» Directions:
Find each line containing the word "title" and report how many there are. Add nothing else.

::::::::

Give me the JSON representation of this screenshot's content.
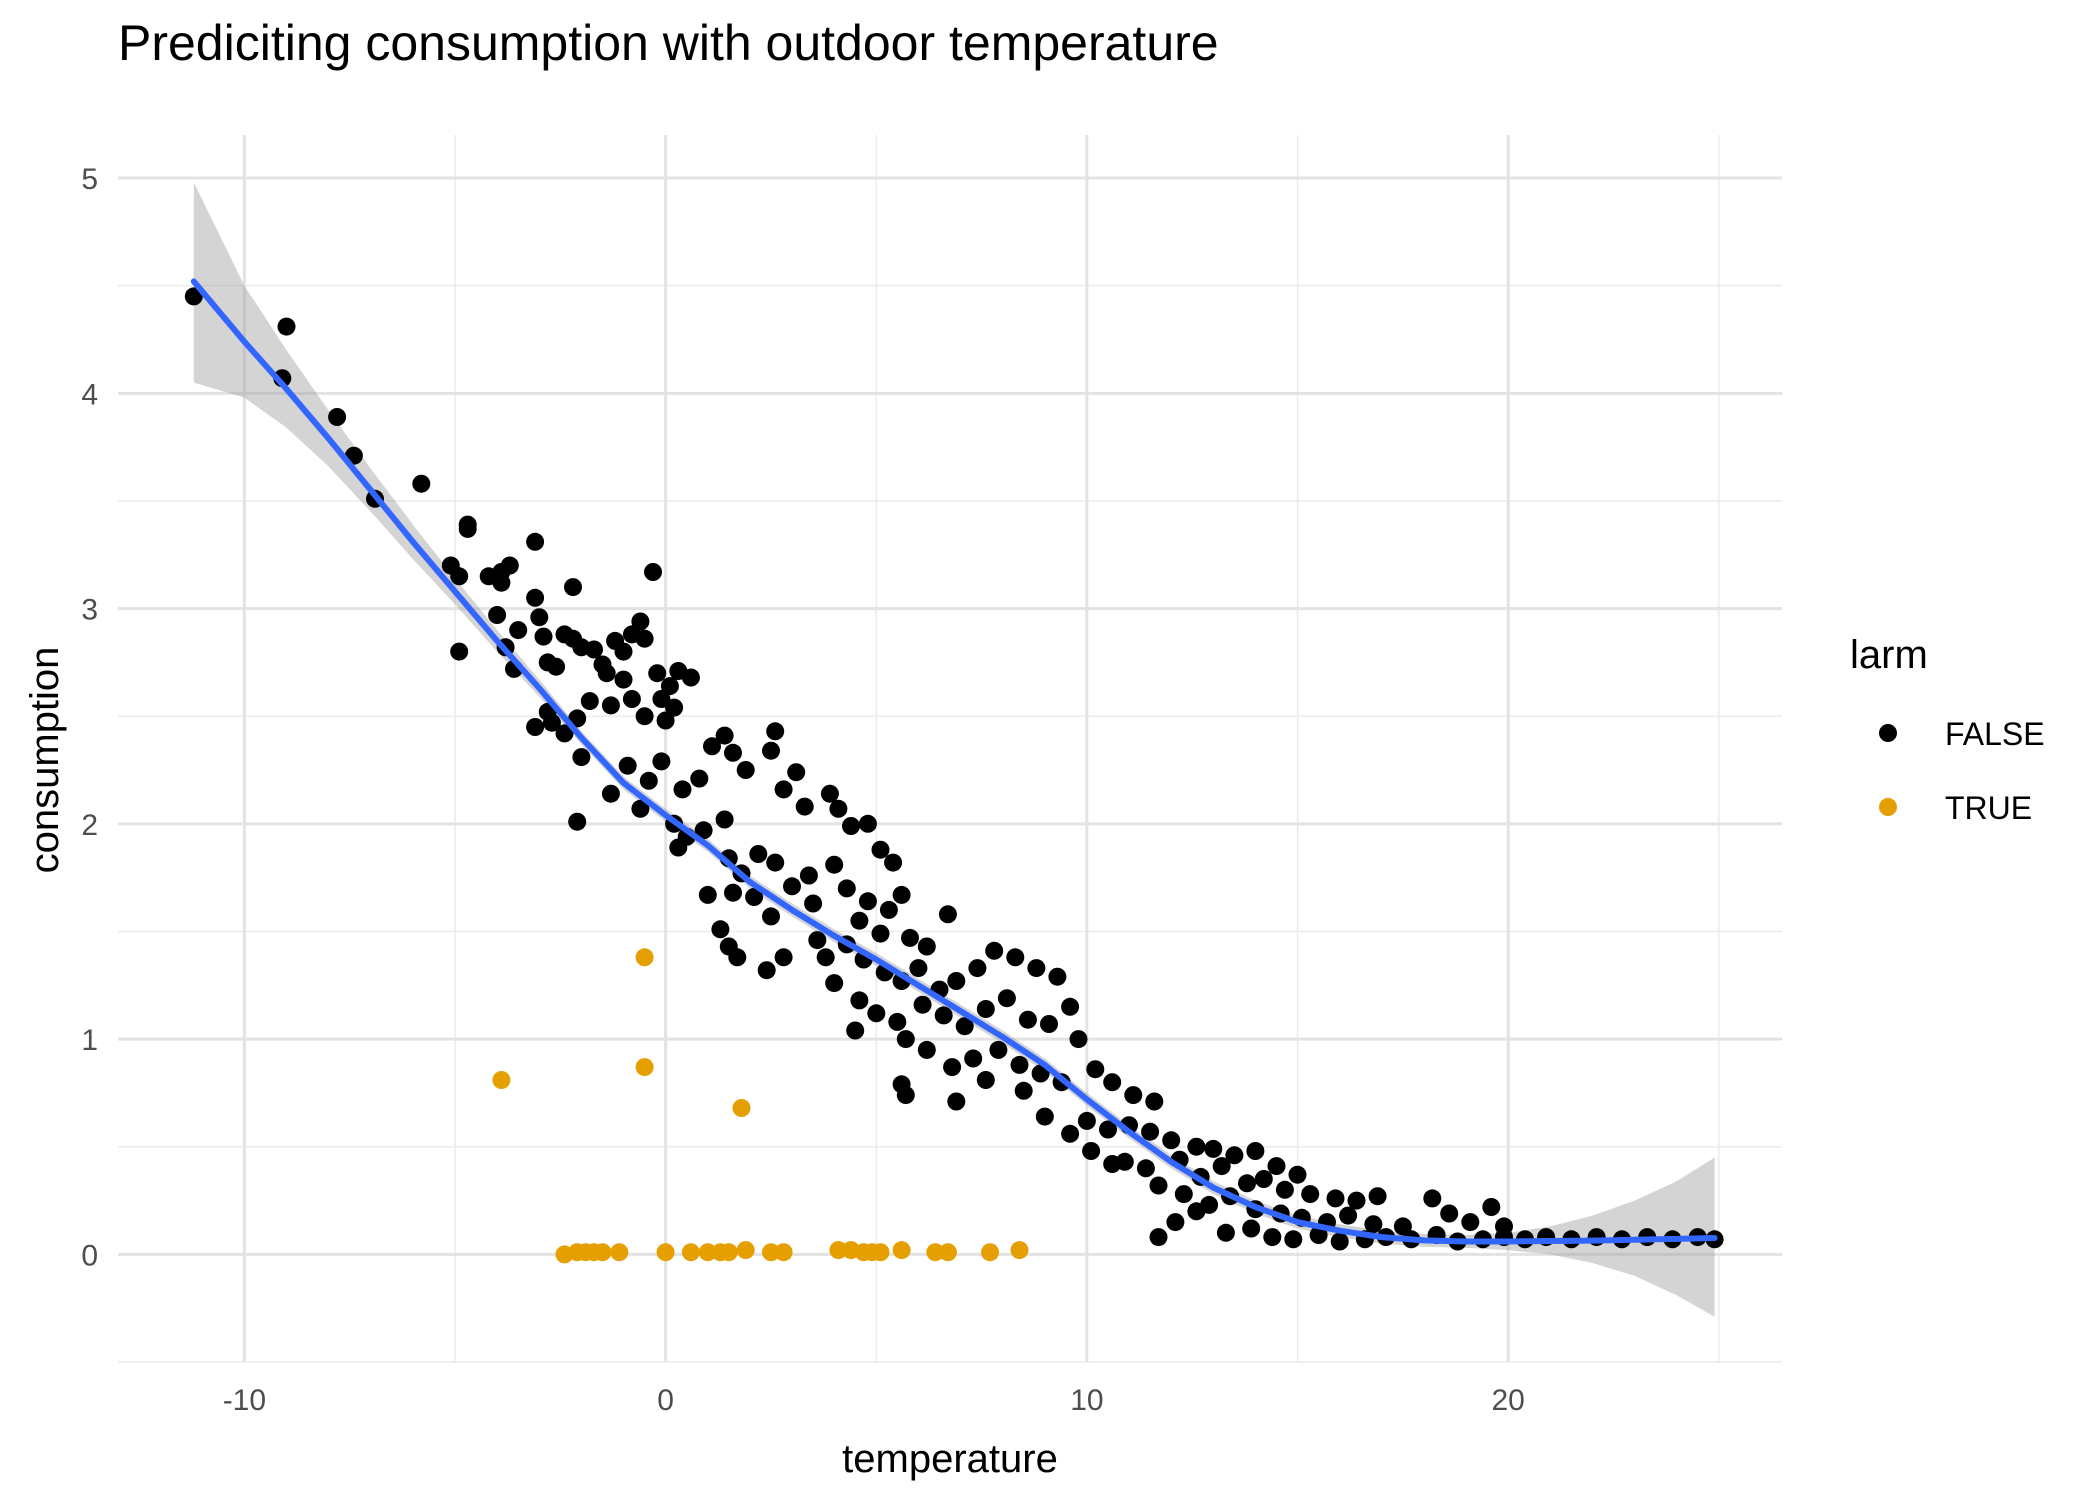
{
  "chart_data": {
    "type": "scatter",
    "title": "Prediciting consumption with outdoor temperature",
    "xlabel": "temperature",
    "ylabel": "consumption",
    "xlim": [
      -13,
      26.5
    ],
    "ylim": [
      -0.5,
      5.2
    ],
    "x_ticks": [
      -10,
      0,
      10,
      20
    ],
    "x_tick_labels": [
      "-10",
      "0",
      "10",
      "20"
    ],
    "y_ticks": [
      0,
      1,
      2,
      3,
      4,
      5
    ],
    "y_tick_labels": [
      "0",
      "1",
      "2",
      "3",
      "4",
      "5"
    ],
    "grid": true,
    "legend": {
      "title": "larm",
      "position": "right",
      "entries": [
        {
          "label": "FALSE",
          "color": "#000000"
        },
        {
          "label": "TRUE",
          "color": "#E69F00"
        }
      ]
    },
    "series": [
      {
        "name": "FALSE",
        "color": "#000000",
        "points": [
          [
            -11.2,
            4.45
          ],
          [
            -9.0,
            4.31
          ],
          [
            -9.1,
            4.07
          ],
          [
            -7.8,
            3.89
          ],
          [
            -7.4,
            3.71
          ],
          [
            -6.9,
            3.51
          ],
          [
            -5.8,
            3.58
          ],
          [
            -4.7,
            3.39
          ],
          [
            -4.7,
            3.37
          ],
          [
            -5.1,
            3.2
          ],
          [
            -4.9,
            3.15
          ],
          [
            -4.2,
            3.15
          ],
          [
            -3.9,
            3.17
          ],
          [
            -3.7,
            3.2
          ],
          [
            -3.9,
            3.12
          ],
          [
            -3.1,
            3.31
          ],
          [
            -4.0,
            2.97
          ],
          [
            -3.5,
            2.9
          ],
          [
            -3.8,
            2.82
          ],
          [
            -4.9,
            2.8
          ],
          [
            -3.6,
            2.72
          ],
          [
            -3.1,
            3.05
          ],
          [
            -3.0,
            2.96
          ],
          [
            -2.9,
            2.87
          ],
          [
            -2.8,
            2.75
          ],
          [
            -2.6,
            2.73
          ],
          [
            -2.8,
            2.52
          ],
          [
            -3.1,
            2.45
          ],
          [
            -2.7,
            2.47
          ],
          [
            -2.2,
            3.1
          ],
          [
            -2.4,
            2.88
          ],
          [
            -2.2,
            2.86
          ],
          [
            -2.0,
            2.82
          ],
          [
            -1.7,
            2.81
          ],
          [
            -1.5,
            2.74
          ],
          [
            -1.2,
            2.85
          ],
          [
            -1.0,
            2.8
          ],
          [
            -0.8,
            2.88
          ],
          [
            -0.6,
            2.94
          ],
          [
            -0.5,
            2.86
          ],
          [
            -1.4,
            2.7
          ],
          [
            -1.0,
            2.67
          ],
          [
            -0.3,
            3.17
          ],
          [
            -0.2,
            2.7
          ],
          [
            0.1,
            2.64
          ],
          [
            0.3,
            2.71
          ],
          [
            0.6,
            2.68
          ],
          [
            -0.1,
            2.58
          ],
          [
            0.2,
            2.54
          ],
          [
            -0.5,
            2.5
          ],
          [
            -0.8,
            2.58
          ],
          [
            0.0,
            2.48
          ],
          [
            -1.3,
            2.55
          ],
          [
            -1.8,
            2.57
          ],
          [
            -2.1,
            2.49
          ],
          [
            -2.4,
            2.42
          ],
          [
            -2.0,
            2.31
          ],
          [
            -1.3,
            2.14
          ],
          [
            -0.9,
            2.27
          ],
          [
            -0.4,
            2.2
          ],
          [
            -0.1,
            2.29
          ],
          [
            0.4,
            2.16
          ],
          [
            0.8,
            2.21
          ],
          [
            1.1,
            2.36
          ],
          [
            1.4,
            2.41
          ],
          [
            1.6,
            2.33
          ],
          [
            1.9,
            2.25
          ],
          [
            2.5,
            2.34
          ],
          [
            2.6,
            2.43
          ],
          [
            3.1,
            2.24
          ],
          [
            0.2,
            2.0
          ],
          [
            -0.6,
            2.07
          ],
          [
            -2.1,
            2.01
          ],
          [
            0.5,
            1.94
          ],
          [
            0.9,
            1.97
          ],
          [
            1.4,
            2.02
          ],
          [
            2.8,
            2.16
          ],
          [
            3.3,
            2.08
          ],
          [
            3.9,
            2.14
          ],
          [
            4.1,
            2.07
          ],
          [
            4.4,
            1.99
          ],
          [
            4.8,
            2.0
          ],
          [
            5.1,
            1.88
          ],
          [
            5.4,
            1.82
          ],
          [
            0.3,
            1.89
          ],
          [
            1.5,
            1.84
          ],
          [
            1.8,
            1.77
          ],
          [
            2.2,
            1.86
          ],
          [
            2.6,
            1.82
          ],
          [
            3.0,
            1.71
          ],
          [
            3.4,
            1.76
          ],
          [
            4.0,
            1.81
          ],
          [
            4.3,
            1.7
          ],
          [
            4.8,
            1.64
          ],
          [
            5.3,
            1.6
          ],
          [
            5.6,
            1.67
          ],
          [
            1.0,
            1.67
          ],
          [
            1.6,
            1.68
          ],
          [
            2.1,
            1.66
          ],
          [
            2.5,
            1.57
          ],
          [
            3.5,
            1.63
          ],
          [
            4.6,
            1.55
          ],
          [
            5.1,
            1.49
          ],
          [
            5.8,
            1.47
          ],
          [
            6.2,
            1.43
          ],
          [
            6.7,
            1.58
          ],
          [
            1.3,
            1.51
          ],
          [
            1.5,
            1.43
          ],
          [
            1.7,
            1.38
          ],
          [
            2.4,
            1.32
          ],
          [
            2.8,
            1.38
          ],
          [
            3.6,
            1.46
          ],
          [
            3.8,
            1.38
          ],
          [
            4.3,
            1.44
          ],
          [
            4.7,
            1.37
          ],
          [
            5.2,
            1.31
          ],
          [
            5.6,
            1.27
          ],
          [
            6.0,
            1.33
          ],
          [
            6.5,
            1.23
          ],
          [
            6.9,
            1.27
          ],
          [
            7.4,
            1.33
          ],
          [
            7.8,
            1.41
          ],
          [
            8.3,
            1.38
          ],
          [
            8.8,
            1.33
          ],
          [
            9.3,
            1.29
          ],
          [
            4.0,
            1.26
          ],
          [
            4.6,
            1.18
          ],
          [
            5.0,
            1.12
          ],
          [
            5.5,
            1.08
          ],
          [
            6.1,
            1.16
          ],
          [
            6.6,
            1.11
          ],
          [
            7.1,
            1.06
          ],
          [
            7.6,
            1.14
          ],
          [
            8.1,
            1.19
          ],
          [
            8.6,
            1.09
          ],
          [
            9.1,
            1.07
          ],
          [
            9.6,
            1.15
          ],
          [
            4.5,
            1.04
          ],
          [
            5.7,
            1.0
          ],
          [
            6.2,
            0.95
          ],
          [
            6.8,
            0.87
          ],
          [
            7.3,
            0.91
          ],
          [
            7.9,
            0.95
          ],
          [
            8.4,
            0.88
          ],
          [
            8.9,
            0.84
          ],
          [
            9.4,
            0.8
          ],
          [
            9.8,
            1.0
          ],
          [
            10.2,
            0.86
          ],
          [
            10.6,
            0.8
          ],
          [
            11.1,
            0.74
          ],
          [
            11.6,
            0.71
          ],
          [
            5.6,
            0.79
          ],
          [
            5.7,
            0.74
          ],
          [
            6.9,
            0.71
          ],
          [
            7.6,
            0.81
          ],
          [
            8.5,
            0.76
          ],
          [
            9.0,
            0.64
          ],
          [
            9.6,
            0.56
          ],
          [
            10.0,
            0.62
          ],
          [
            10.5,
            0.58
          ],
          [
            11.0,
            0.6
          ],
          [
            11.5,
            0.57
          ],
          [
            12.0,
            0.53
          ],
          [
            12.6,
            0.5
          ],
          [
            13.0,
            0.49
          ],
          [
            13.5,
            0.46
          ],
          [
            14.0,
            0.48
          ],
          [
            14.5,
            0.41
          ],
          [
            15.0,
            0.37
          ],
          [
            10.1,
            0.48
          ],
          [
            10.9,
            0.43
          ],
          [
            11.4,
            0.4
          ],
          [
            12.2,
            0.44
          ],
          [
            12.7,
            0.36
          ],
          [
            13.2,
            0.41
          ],
          [
            13.8,
            0.33
          ],
          [
            14.2,
            0.35
          ],
          [
            14.7,
            0.3
          ],
          [
            15.3,
            0.28
          ],
          [
            15.9,
            0.26
          ],
          [
            16.4,
            0.25
          ],
          [
            16.9,
            0.27
          ],
          [
            10.6,
            0.42
          ],
          [
            11.7,
            0.32
          ],
          [
            12.3,
            0.28
          ],
          [
            12.9,
            0.23
          ],
          [
            13.4,
            0.27
          ],
          [
            14.0,
            0.21
          ],
          [
            14.6,
            0.19
          ],
          [
            15.1,
            0.17
          ],
          [
            15.7,
            0.15
          ],
          [
            16.2,
            0.18
          ],
          [
            16.8,
            0.14
          ],
          [
            17.5,
            0.13
          ],
          [
            18.2,
            0.26
          ],
          [
            18.6,
            0.19
          ],
          [
            19.1,
            0.15
          ],
          [
            19.6,
            0.22
          ],
          [
            19.9,
            0.13
          ],
          [
            11.7,
            0.08
          ],
          [
            12.1,
            0.15
          ],
          [
            12.6,
            0.2
          ],
          [
            13.3,
            0.1
          ],
          [
            13.9,
            0.12
          ],
          [
            14.4,
            0.08
          ],
          [
            14.9,
            0.07
          ],
          [
            15.5,
            0.09
          ],
          [
            16.0,
            0.06
          ],
          [
            16.6,
            0.07
          ],
          [
            17.1,
            0.08
          ],
          [
            17.7,
            0.07
          ],
          [
            18.3,
            0.09
          ],
          [
            18.8,
            0.06
          ],
          [
            19.4,
            0.07
          ],
          [
            19.9,
            0.08
          ],
          [
            20.4,
            0.07
          ],
          [
            20.9,
            0.08
          ],
          [
            21.5,
            0.07
          ],
          [
            22.1,
            0.08
          ],
          [
            22.7,
            0.07
          ],
          [
            23.3,
            0.08
          ],
          [
            23.9,
            0.07
          ],
          [
            24.5,
            0.08
          ],
          [
            24.9,
            0.07
          ]
        ]
      },
      {
        "name": "TRUE",
        "color": "#E69F00",
        "points": [
          [
            -0.5,
            1.38
          ],
          [
            -3.9,
            0.81
          ],
          [
            -0.5,
            0.87
          ],
          [
            1.8,
            0.68
          ],
          [
            -2.4,
            0.0
          ],
          [
            -2.1,
            0.01
          ],
          [
            -1.9,
            0.01
          ],
          [
            -1.7,
            0.01
          ],
          [
            -1.5,
            0.01
          ],
          [
            -1.1,
            0.01
          ],
          [
            0.0,
            0.01
          ],
          [
            0.6,
            0.01
          ],
          [
            1.0,
            0.01
          ],
          [
            1.3,
            0.01
          ],
          [
            1.5,
            0.01
          ],
          [
            1.9,
            0.02
          ],
          [
            2.5,
            0.01
          ],
          [
            2.8,
            0.01
          ],
          [
            4.1,
            0.02
          ],
          [
            4.4,
            0.02
          ],
          [
            4.7,
            0.01
          ],
          [
            4.9,
            0.01
          ],
          [
            5.1,
            0.01
          ],
          [
            5.6,
            0.02
          ],
          [
            6.4,
            0.01
          ],
          [
            6.7,
            0.01
          ],
          [
            7.7,
            0.01
          ],
          [
            8.4,
            0.02
          ]
        ]
      }
    ],
    "smooth": {
      "color": "#3366FF",
      "ribbon_color": "#999999",
      "points": [
        [
          -11.2,
          4.52,
          4.05,
          4.98
        ],
        [
          -10.0,
          4.24,
          3.98,
          4.5
        ],
        [
          -9.0,
          4.02,
          3.84,
          4.2
        ],
        [
          -8.0,
          3.79,
          3.66,
          3.92
        ],
        [
          -7.0,
          3.55,
          3.45,
          3.65
        ],
        [
          -6.0,
          3.31,
          3.23,
          3.39
        ],
        [
          -5.0,
          3.08,
          3.02,
          3.14
        ],
        [
          -4.0,
          2.85,
          2.8,
          2.9
        ],
        [
          -3.0,
          2.63,
          2.59,
          2.67
        ],
        [
          -2.0,
          2.4,
          2.37,
          2.43
        ],
        [
          -1.0,
          2.19,
          2.16,
          2.22
        ],
        [
          0.0,
          2.04,
          2.01,
          2.07
        ],
        [
          1.0,
          1.9,
          1.87,
          1.93
        ],
        [
          2.0,
          1.73,
          1.7,
          1.76
        ],
        [
          3.0,
          1.6,
          1.57,
          1.63
        ],
        [
          4.0,
          1.48,
          1.45,
          1.51
        ],
        [
          5.0,
          1.37,
          1.34,
          1.4
        ],
        [
          6.0,
          1.25,
          1.22,
          1.28
        ],
        [
          7.0,
          1.13,
          1.1,
          1.16
        ],
        [
          8.0,
          1.01,
          0.98,
          1.04
        ],
        [
          9.0,
          0.88,
          0.85,
          0.91
        ],
        [
          10.0,
          0.72,
          0.69,
          0.75
        ],
        [
          11.0,
          0.57,
          0.54,
          0.6
        ],
        [
          12.0,
          0.43,
          0.4,
          0.46
        ],
        [
          13.0,
          0.31,
          0.28,
          0.34
        ],
        [
          14.0,
          0.22,
          0.19,
          0.25
        ],
        [
          15.0,
          0.15,
          0.12,
          0.18
        ],
        [
          16.0,
          0.11,
          0.08,
          0.14
        ],
        [
          17.0,
          0.08,
          0.05,
          0.11
        ],
        [
          18.0,
          0.065,
          0.035,
          0.095
        ],
        [
          19.0,
          0.06,
          0.03,
          0.09
        ],
        [
          20.0,
          0.06,
          0.02,
          0.1
        ],
        [
          21.0,
          0.062,
          0.0,
          0.13
        ],
        [
          22.0,
          0.064,
          -0.04,
          0.18
        ],
        [
          23.0,
          0.068,
          -0.1,
          0.25
        ],
        [
          24.0,
          0.072,
          -0.19,
          0.34
        ],
        [
          24.9,
          0.076,
          -0.29,
          0.45
        ]
      ]
    }
  }
}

::::::::

» Solution to this exercise:
2